> **WHAT IS ASKED**
In how many lines of the data does the word "discussion" appear? Give the number by itself.

>> BEGIN RECORD SET

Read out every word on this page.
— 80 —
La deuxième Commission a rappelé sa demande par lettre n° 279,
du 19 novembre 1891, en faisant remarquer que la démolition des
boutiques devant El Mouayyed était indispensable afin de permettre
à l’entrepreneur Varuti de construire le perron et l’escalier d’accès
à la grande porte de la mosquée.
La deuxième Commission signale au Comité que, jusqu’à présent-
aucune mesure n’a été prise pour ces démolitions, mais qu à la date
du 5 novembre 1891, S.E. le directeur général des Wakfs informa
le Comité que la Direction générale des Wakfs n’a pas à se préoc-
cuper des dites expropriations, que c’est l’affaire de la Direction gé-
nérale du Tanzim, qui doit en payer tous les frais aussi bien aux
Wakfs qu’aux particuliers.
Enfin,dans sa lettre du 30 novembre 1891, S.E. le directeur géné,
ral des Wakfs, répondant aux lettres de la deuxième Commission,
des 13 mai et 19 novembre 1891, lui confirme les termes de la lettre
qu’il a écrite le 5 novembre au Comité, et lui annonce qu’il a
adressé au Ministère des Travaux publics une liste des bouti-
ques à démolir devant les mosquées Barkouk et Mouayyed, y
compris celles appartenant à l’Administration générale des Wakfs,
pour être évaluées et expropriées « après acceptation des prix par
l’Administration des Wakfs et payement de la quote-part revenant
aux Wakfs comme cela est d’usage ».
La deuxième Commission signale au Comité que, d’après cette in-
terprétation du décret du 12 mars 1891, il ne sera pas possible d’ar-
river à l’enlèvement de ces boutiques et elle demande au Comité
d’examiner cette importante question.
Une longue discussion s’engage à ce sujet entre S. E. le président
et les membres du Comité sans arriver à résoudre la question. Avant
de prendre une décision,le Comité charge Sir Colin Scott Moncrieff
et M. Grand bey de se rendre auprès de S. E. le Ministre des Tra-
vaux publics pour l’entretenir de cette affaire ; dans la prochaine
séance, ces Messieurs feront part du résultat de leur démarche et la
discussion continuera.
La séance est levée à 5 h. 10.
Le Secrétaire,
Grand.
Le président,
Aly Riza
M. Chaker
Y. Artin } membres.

>> END RECORD SET

> **THE SOLUTION**
2